-------- PROVIDED RECORDS
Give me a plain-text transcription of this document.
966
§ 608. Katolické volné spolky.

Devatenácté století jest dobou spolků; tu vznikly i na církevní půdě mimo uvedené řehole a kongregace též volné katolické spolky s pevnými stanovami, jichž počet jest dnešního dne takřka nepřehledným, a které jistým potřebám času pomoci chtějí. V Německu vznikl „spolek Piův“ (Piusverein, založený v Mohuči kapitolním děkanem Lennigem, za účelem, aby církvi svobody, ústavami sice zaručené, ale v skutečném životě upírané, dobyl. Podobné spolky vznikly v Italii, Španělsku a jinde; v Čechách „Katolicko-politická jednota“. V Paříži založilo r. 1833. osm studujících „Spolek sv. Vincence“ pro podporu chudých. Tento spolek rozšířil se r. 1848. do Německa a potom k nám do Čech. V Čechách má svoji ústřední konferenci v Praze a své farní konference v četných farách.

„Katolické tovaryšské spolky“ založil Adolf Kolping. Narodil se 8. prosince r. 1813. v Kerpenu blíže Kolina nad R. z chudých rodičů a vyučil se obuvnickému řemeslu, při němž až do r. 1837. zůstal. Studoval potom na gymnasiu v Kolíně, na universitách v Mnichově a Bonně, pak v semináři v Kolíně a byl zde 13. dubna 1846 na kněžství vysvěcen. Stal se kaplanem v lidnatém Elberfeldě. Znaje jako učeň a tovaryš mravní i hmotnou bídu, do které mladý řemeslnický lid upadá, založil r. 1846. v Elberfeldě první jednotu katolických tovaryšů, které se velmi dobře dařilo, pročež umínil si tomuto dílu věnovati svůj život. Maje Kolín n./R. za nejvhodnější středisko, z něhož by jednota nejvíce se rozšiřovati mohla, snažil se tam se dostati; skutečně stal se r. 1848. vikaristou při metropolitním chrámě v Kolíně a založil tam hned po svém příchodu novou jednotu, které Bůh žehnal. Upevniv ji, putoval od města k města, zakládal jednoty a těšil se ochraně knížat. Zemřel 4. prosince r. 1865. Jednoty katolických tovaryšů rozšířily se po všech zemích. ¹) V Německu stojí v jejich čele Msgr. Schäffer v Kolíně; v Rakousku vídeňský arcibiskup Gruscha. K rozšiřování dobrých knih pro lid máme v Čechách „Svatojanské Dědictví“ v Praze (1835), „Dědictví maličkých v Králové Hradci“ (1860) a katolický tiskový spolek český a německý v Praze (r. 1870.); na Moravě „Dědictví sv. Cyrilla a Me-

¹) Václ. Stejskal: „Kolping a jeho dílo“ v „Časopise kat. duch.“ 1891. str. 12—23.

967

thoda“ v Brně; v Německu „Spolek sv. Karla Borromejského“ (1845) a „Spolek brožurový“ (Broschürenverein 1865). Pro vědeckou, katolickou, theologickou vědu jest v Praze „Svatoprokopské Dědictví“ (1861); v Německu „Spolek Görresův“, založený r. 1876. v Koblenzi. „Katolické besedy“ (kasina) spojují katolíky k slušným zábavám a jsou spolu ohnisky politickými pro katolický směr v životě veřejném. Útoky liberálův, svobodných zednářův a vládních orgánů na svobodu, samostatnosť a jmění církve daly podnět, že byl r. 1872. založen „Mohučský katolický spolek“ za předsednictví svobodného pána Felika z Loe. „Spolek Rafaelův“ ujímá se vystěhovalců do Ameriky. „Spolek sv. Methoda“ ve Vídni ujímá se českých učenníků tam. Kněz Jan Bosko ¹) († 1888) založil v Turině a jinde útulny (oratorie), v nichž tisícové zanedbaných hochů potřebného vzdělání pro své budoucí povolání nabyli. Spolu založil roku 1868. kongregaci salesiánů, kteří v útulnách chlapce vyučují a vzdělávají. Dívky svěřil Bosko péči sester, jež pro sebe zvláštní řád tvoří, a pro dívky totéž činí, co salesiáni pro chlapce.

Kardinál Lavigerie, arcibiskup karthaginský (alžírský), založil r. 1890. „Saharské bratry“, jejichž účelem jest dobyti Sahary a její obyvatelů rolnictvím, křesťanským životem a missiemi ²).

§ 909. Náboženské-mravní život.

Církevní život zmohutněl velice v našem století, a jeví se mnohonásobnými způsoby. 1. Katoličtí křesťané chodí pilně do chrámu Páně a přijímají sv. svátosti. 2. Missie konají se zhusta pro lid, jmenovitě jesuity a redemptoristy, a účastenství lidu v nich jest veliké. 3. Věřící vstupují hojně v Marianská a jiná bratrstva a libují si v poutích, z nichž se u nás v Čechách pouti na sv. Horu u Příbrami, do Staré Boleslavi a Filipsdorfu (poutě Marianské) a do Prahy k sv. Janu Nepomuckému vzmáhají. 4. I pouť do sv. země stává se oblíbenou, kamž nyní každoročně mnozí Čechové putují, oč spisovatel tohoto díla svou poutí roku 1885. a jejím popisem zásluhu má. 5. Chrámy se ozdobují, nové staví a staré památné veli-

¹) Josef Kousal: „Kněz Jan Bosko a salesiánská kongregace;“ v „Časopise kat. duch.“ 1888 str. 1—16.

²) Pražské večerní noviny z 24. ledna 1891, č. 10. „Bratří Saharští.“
----------------
-------- PROVIDED RECORDS
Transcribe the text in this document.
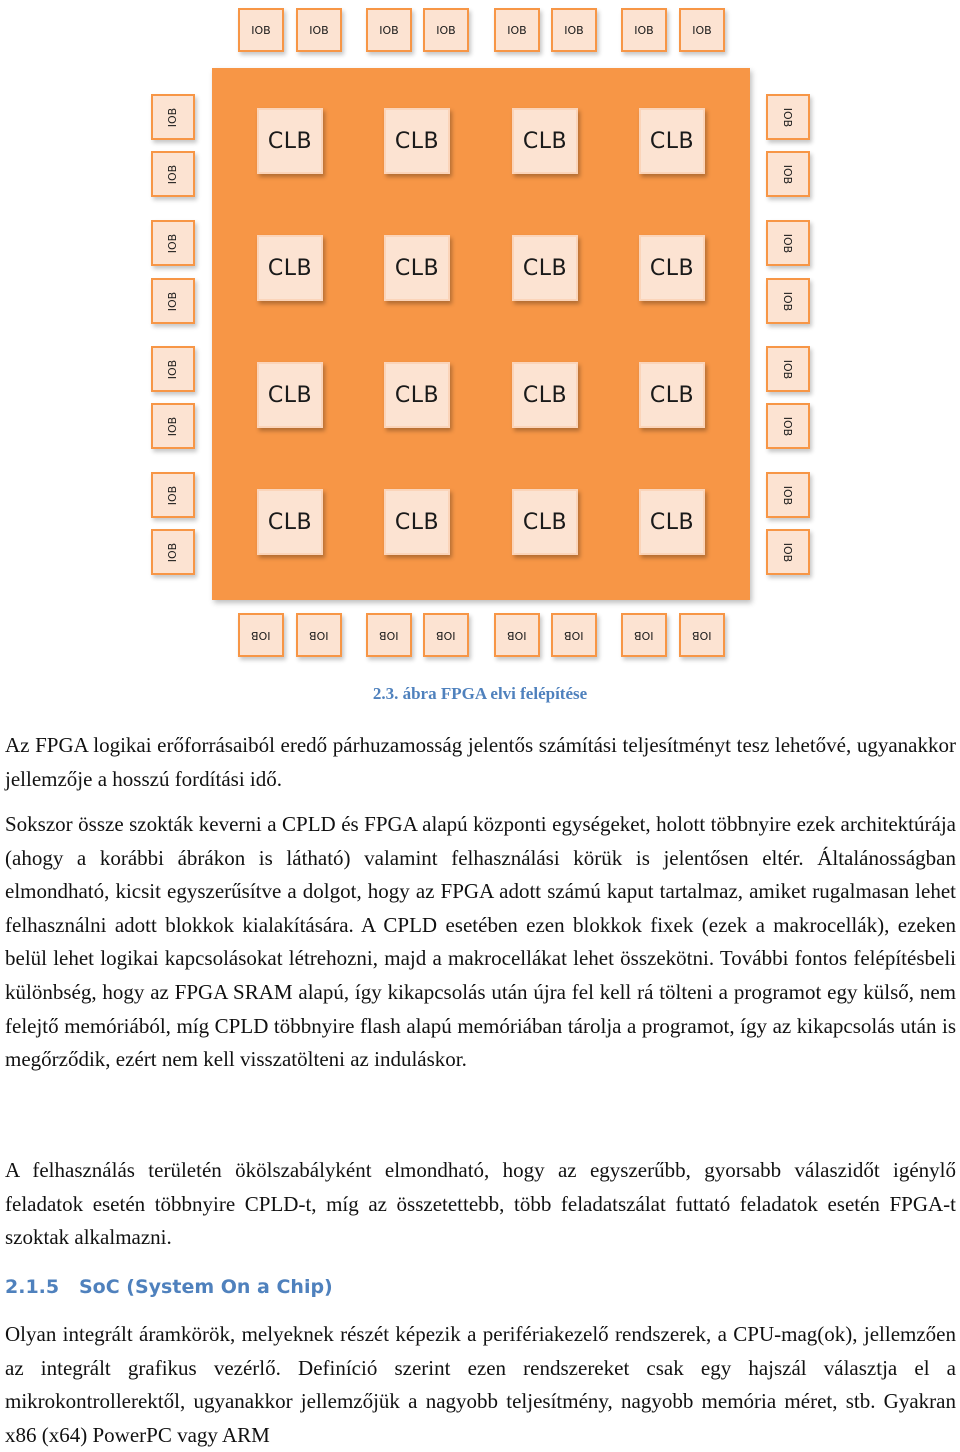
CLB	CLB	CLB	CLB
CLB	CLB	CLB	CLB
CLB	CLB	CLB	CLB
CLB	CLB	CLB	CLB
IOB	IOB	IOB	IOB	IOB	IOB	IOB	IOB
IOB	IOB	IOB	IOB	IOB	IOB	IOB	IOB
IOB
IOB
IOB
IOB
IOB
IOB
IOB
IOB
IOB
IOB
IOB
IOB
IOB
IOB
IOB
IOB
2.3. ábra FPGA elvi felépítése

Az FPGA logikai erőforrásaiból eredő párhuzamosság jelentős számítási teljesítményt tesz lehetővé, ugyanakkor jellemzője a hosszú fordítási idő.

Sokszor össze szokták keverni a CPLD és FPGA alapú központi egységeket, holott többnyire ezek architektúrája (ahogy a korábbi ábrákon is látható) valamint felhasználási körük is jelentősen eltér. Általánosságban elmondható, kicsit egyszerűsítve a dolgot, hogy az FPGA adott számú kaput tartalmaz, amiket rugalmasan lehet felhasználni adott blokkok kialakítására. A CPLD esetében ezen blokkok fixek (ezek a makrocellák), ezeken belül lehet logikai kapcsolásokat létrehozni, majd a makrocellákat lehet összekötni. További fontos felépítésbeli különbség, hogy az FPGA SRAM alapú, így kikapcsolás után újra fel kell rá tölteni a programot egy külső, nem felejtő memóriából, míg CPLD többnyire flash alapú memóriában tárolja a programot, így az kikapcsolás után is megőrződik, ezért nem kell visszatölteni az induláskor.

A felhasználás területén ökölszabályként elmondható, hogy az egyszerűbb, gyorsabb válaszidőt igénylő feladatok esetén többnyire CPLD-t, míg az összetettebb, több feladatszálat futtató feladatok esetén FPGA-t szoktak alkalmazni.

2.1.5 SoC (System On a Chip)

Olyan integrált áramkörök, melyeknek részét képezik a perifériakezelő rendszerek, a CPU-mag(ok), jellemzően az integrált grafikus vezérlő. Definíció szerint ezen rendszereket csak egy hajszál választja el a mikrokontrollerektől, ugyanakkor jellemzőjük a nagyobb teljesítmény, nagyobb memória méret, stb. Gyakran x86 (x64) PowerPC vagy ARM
----------------
-------- PROVIDED RECORDS
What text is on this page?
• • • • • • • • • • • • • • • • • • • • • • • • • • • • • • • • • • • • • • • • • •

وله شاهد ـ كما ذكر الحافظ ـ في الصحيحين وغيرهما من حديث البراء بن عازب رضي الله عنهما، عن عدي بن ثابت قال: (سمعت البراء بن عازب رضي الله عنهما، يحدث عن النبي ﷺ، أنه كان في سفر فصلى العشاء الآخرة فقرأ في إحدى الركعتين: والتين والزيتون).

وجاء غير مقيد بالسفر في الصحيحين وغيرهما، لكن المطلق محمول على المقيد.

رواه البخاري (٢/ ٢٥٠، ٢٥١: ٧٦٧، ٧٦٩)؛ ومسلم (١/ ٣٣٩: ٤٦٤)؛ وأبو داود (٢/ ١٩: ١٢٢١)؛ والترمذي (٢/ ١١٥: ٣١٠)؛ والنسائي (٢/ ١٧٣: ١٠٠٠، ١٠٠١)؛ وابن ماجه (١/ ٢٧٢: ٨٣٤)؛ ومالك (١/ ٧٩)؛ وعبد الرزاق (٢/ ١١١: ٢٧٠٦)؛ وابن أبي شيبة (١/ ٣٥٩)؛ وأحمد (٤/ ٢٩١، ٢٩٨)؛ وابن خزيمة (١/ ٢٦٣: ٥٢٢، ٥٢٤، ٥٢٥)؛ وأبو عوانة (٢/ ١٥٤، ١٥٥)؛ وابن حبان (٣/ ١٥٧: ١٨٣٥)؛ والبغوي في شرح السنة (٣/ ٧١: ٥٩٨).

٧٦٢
----------------
§ YOUR INSTRUCTIONS
Find every line in the records above that holds the word "hogy", and copy each one.

§ SOLUTION TO THIS EXERCISE
Sokszor össze szokták keverni a CPLD és FPGA alapú központi egységeket, holott többnyire ezek architektúrája (ahogy a korábbi ábrákon is látható) valamint felhasználási körük is jelentősen eltér. Általánosságban elmondható, kicsit egyszerűsítve a dolgot, hogy az FPGA adott számú kaput tartalmaz, amiket rugalmasan lehet felhasználni adott blokkok kialakítására. A CPLD esetében ezen blokkok fixek (ezek a makrocellák), ezeken belül lehet logikai kapcsolásokat létrehozni, majd a makrocellákat lehet összekötni. További fontos felépítésbeli különbség, hogy az FPGA SRAM alapú, így kikapcsolás után újra fel kell rá tölteni a programot egy külső, nem felejtő memóriából, míg CPLD többnyire flash alapú memóriában tárolja a programot, így az kikapcsolás után is megőrződik, ezért nem kell visszatölteni az induláskor.
A felhasználás területén ökölszabályként elmondható, hogy az egyszerűbb, gyorsabb válaszidőt igénylő feladatok esetén többnyire CPLD-t, míg az összetettebb, több feladatszálat futtató feladatok esetén FPGA-t szoktak alkalmazni.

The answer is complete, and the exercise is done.